■ Task brief ■
Using the data below, tally the lines that include the string "Единая". Only the number is wanted.

■ Given entries ■
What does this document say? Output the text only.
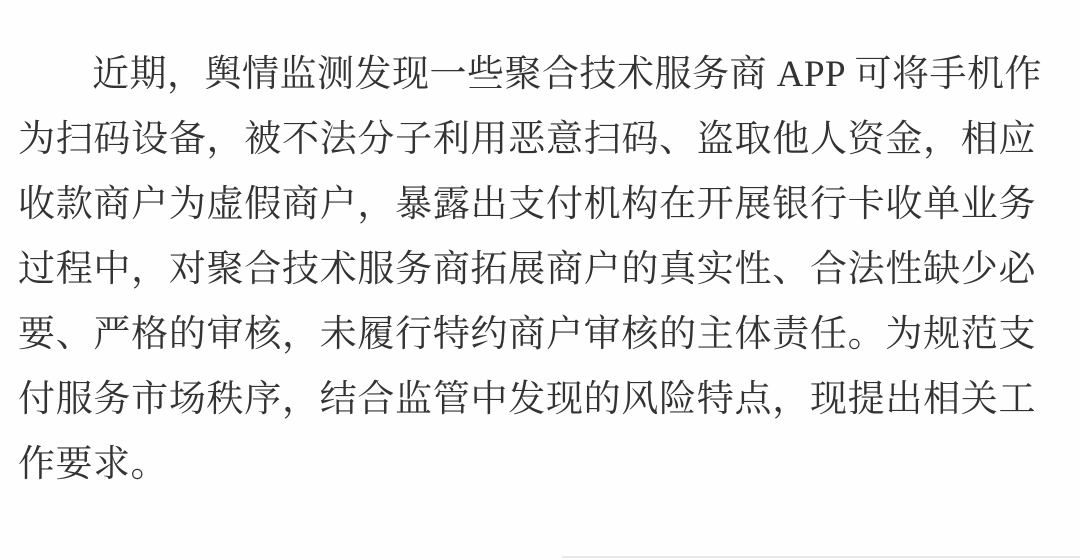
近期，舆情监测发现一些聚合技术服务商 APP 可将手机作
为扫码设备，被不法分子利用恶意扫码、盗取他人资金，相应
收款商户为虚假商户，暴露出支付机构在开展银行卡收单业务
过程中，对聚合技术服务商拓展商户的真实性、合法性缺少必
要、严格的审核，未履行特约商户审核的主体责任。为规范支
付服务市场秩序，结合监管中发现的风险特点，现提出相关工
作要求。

---

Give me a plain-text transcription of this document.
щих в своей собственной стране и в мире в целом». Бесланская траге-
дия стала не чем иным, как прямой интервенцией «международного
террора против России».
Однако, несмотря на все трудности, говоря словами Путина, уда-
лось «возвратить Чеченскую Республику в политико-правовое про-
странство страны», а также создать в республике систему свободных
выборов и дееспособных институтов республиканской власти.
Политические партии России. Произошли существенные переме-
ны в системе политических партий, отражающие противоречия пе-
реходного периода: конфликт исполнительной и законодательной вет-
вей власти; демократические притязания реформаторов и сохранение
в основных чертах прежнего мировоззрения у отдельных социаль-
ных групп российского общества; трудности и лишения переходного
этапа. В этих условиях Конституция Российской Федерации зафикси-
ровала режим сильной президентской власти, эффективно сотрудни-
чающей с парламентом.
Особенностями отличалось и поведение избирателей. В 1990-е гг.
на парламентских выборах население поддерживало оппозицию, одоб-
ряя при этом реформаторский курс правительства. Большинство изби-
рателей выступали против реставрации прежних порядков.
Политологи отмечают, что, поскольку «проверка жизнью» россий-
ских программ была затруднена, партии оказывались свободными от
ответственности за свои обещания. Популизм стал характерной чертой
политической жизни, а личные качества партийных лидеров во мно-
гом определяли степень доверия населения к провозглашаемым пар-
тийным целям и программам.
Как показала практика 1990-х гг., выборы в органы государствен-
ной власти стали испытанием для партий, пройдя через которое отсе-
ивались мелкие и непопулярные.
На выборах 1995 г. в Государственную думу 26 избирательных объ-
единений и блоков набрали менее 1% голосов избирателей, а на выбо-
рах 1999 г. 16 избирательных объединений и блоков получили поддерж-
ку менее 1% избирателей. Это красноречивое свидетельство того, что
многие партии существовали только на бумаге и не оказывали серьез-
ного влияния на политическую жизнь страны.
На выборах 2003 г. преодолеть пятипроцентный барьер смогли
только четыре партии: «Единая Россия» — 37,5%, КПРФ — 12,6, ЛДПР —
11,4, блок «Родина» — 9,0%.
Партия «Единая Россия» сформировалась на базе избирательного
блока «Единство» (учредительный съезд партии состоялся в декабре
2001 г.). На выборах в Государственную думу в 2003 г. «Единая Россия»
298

■ In response ■
3